### SHORT TASK
Reproduce every entry exactly as shown.

### RECORD EXTRACTS

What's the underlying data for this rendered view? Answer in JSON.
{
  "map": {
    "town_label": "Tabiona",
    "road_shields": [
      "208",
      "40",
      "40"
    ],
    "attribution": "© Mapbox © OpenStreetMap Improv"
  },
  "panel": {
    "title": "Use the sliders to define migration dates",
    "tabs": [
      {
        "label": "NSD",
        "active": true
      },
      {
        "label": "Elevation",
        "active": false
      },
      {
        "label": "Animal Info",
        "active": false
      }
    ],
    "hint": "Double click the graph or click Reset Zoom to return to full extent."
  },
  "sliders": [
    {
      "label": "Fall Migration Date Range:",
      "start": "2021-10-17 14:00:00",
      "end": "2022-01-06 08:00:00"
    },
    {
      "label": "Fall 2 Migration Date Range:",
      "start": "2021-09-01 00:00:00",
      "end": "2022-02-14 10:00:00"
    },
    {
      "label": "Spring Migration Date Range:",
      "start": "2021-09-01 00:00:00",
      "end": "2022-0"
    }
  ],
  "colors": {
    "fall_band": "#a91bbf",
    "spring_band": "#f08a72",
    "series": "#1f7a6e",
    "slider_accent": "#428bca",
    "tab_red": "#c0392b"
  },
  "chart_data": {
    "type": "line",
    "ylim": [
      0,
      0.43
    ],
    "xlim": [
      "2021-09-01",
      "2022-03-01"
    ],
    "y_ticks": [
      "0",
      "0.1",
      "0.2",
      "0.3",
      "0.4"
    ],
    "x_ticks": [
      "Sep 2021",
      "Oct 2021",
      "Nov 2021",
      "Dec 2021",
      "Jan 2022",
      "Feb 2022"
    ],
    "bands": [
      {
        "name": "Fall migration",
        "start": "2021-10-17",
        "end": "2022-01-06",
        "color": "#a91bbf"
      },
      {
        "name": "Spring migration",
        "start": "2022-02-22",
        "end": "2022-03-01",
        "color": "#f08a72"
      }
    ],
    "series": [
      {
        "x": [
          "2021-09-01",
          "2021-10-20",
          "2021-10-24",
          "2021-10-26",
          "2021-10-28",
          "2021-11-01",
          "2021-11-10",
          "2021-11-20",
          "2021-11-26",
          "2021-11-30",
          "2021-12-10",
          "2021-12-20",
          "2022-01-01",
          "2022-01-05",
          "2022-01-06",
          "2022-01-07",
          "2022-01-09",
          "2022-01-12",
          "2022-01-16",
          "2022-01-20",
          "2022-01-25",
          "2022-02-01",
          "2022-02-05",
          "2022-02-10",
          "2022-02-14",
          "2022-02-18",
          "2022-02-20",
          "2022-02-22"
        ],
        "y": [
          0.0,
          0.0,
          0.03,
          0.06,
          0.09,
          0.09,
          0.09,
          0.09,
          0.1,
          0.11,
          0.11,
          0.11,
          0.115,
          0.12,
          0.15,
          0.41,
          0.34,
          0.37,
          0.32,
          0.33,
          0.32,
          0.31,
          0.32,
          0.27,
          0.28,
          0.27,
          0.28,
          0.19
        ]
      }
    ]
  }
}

### RESPONSE BELOW
What's the underlying data for this rendered view? Answer in JSON.
{
  "map": {
    "town_label": "Tabiona",
    "road_shields": [
      "208",
      "40",
      "40"
    ],
    "attribution": "© Mapbox © OpenStreetMap Improv"
  },
  "panel": {
    "title": "Use the sliders to define migration dates",
    "tabs": [
      {
        "label": "NSD",
        "active": true
      },
      {
        "label": "Elevation",
        "active": false
      },
      {
        "label": "Animal Info",
        "active": false
      }
    ],
    "hint": "Double click the graph or click Reset Zoom to return to full extent."
  },
  "sliders": [
    {
      "label": "Fall Migration Date Range:",
      "start": "2021-10-17 14:00:00",
      "end": "2022-01-06 08:00:00"
    },
    {
      "label": "Fall 2 Migration Date Range:",
      "start": "2021-09-01 00:00:00",
      "end": "2022-02-14 10:00:00"
    },
    {
      "label": "Spring Migration Date Range:",
      "start": "2021-09-01 00:00:00",
      "end": "2022-0"
    }
  ],
  "colors": {
    "fall_band": "#a91bbf",
    "spring_band": "#f08a72",
    "series": "#1f7a6e",
    "slider_accent": "#428bca",
    "tab_red": "#c0392b"
  },
  "chart_data": {
    "type": "line",
    "ylim": [
      0,
      0.43
    ],
    "xlim": [
      "2021-09-01",
      "2022-03-01"
    ],
    "y_ticks": [
      "0",
      "0.1",
      "0.2",
      "0.3",
      "0.4"
    ],
    "x_ticks": [
      "Sep 2021",
      "Oct 2021",
      "Nov 2021",
      "Dec 2021",
      "Jan 2022",
      "Feb 2022"
    ],
    "bands": [
      {
        "name": "Fall migration",
        "start": "2021-10-17",
        "end": "2022-01-06",
        "color": "#a91bbf"
      },
      {
        "name": "Spring migration",
        "start": "2022-02-22",
        "end": "2022-03-01",
        "color": "#f08a72"
      }
    ],
    "series": [
      {
        "x": [
          "2021-09-01",
          "2021-10-20",
          "2021-10-24",
          "2021-10-26",
          "2021-10-28",
          "2021-11-01",
          "2021-11-10",
          "2021-11-20",
          "2021-11-26",
          "2021-11-30",
          "2021-12-10",
          "2021-12-20",
          "2022-01-01",
          "2022-01-05",
          "2022-01-06",
          "2022-01-07",
          "2022-01-09",
          "2022-01-12",
          "2022-01-16",
          "2022-01-20",
          "2022-01-25",
          "2022-02-01",
          "2022-02-05",
          "2022-02-10",
          "2022-02-14",
          "2022-02-18",
          "2022-02-20",
          "2022-02-22"
        ],
        "y": [
          0.0,
          0.0,
          0.03,
          0.06,
          0.09,
          0.09,
          0.09,
          0.09,
          0.1,
          0.11,
          0.11,
          0.11,
          0.115,
          0.12,
          0.15,
          0.41,
          0.34,
          0.37,
          0.32,
          0.33,
          0.32,
          0.31,
          0.32,
          0.27,
          0.28,
          0.27,
          0.28,
          0.19
        ]
      }
    ]
  }
}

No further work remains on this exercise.